• [Records from a data collection]:
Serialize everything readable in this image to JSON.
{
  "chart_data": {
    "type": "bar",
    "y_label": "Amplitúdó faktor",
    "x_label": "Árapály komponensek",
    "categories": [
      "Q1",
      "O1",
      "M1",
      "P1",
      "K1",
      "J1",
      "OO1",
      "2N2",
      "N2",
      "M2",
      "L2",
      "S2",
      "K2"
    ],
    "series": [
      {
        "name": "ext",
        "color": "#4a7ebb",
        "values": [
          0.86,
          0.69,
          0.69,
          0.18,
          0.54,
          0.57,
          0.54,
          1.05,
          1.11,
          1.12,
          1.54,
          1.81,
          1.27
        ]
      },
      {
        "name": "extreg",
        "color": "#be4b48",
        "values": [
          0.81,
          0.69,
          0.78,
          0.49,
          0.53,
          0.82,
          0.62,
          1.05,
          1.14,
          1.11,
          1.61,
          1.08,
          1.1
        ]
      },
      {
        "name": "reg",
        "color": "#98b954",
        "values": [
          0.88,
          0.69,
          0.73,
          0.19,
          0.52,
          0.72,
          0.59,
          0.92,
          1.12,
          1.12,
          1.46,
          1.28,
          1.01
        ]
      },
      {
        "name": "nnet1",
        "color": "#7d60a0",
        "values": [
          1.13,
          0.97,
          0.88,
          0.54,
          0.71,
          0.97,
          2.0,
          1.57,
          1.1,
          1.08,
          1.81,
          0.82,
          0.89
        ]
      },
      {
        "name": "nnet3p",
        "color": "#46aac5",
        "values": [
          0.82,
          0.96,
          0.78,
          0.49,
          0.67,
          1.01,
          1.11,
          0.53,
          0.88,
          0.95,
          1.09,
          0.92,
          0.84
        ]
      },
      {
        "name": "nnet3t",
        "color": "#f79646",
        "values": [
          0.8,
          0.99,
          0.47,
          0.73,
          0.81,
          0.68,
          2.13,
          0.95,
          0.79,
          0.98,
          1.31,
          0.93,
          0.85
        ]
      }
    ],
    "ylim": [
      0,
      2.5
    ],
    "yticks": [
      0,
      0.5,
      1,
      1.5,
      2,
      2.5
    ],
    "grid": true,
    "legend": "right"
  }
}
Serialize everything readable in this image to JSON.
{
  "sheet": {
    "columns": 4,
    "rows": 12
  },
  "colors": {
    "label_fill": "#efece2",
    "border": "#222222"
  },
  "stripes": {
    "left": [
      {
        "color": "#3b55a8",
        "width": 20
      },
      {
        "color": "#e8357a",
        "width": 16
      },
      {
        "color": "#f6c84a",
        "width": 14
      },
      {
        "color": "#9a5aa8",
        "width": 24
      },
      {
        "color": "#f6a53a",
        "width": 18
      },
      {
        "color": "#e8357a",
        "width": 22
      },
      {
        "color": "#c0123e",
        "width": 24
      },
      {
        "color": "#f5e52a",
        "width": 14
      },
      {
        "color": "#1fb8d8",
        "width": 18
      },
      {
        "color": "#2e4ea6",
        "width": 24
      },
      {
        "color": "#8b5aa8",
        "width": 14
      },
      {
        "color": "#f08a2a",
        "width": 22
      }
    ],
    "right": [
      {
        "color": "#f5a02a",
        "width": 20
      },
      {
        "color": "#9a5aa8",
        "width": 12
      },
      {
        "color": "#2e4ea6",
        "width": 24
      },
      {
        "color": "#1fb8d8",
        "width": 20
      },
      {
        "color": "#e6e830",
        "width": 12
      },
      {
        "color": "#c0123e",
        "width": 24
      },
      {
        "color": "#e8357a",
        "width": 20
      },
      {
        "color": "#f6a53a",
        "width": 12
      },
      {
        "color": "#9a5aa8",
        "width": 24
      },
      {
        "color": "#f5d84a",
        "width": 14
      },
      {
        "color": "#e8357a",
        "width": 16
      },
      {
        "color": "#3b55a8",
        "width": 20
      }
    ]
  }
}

• [Task details]:
Give every line of the material that includes the string "name".

• [Result below]:
        "name": "ext",
        "name": "extreg",
        "name": "reg",
        "name": "nnet1",
        "name": "nnet3p",
        "name": "nnet3t",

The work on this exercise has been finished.